Task:
Look for the word "medium" in the data below, and copy every line that holds it.

Working data:
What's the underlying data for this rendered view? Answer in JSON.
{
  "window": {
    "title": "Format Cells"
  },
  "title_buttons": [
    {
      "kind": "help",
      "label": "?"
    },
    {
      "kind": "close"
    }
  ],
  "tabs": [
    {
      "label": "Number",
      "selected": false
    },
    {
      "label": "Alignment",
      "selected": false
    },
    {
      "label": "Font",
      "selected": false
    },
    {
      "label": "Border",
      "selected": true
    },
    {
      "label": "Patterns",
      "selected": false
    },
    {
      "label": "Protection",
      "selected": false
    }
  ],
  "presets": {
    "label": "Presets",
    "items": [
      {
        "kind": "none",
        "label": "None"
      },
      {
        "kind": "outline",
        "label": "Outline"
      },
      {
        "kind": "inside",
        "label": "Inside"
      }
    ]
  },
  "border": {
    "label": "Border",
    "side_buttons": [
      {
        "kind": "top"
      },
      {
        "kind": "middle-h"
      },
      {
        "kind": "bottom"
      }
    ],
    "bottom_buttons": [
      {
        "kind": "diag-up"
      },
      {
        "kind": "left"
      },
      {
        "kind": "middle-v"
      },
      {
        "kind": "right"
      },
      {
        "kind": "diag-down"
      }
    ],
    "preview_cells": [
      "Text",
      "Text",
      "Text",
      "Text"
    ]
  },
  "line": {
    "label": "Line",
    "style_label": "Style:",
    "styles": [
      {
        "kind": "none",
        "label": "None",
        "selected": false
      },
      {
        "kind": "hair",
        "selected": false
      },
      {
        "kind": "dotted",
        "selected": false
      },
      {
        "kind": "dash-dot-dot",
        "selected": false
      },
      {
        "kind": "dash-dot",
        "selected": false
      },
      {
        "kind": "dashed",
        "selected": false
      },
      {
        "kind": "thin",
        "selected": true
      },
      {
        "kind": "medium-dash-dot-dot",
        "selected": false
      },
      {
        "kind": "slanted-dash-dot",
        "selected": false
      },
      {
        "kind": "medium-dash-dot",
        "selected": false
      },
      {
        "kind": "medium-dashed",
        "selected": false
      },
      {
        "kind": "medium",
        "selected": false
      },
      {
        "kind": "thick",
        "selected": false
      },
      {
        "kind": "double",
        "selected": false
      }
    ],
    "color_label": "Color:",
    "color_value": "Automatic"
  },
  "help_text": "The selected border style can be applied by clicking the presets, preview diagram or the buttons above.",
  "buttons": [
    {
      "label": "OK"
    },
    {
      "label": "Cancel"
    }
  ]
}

Written answer:
        "kind": "medium-dash-dot-dot",
        "kind": "medium-dash-dot",
        "kind": "medium-dashed",
        "kind": "medium",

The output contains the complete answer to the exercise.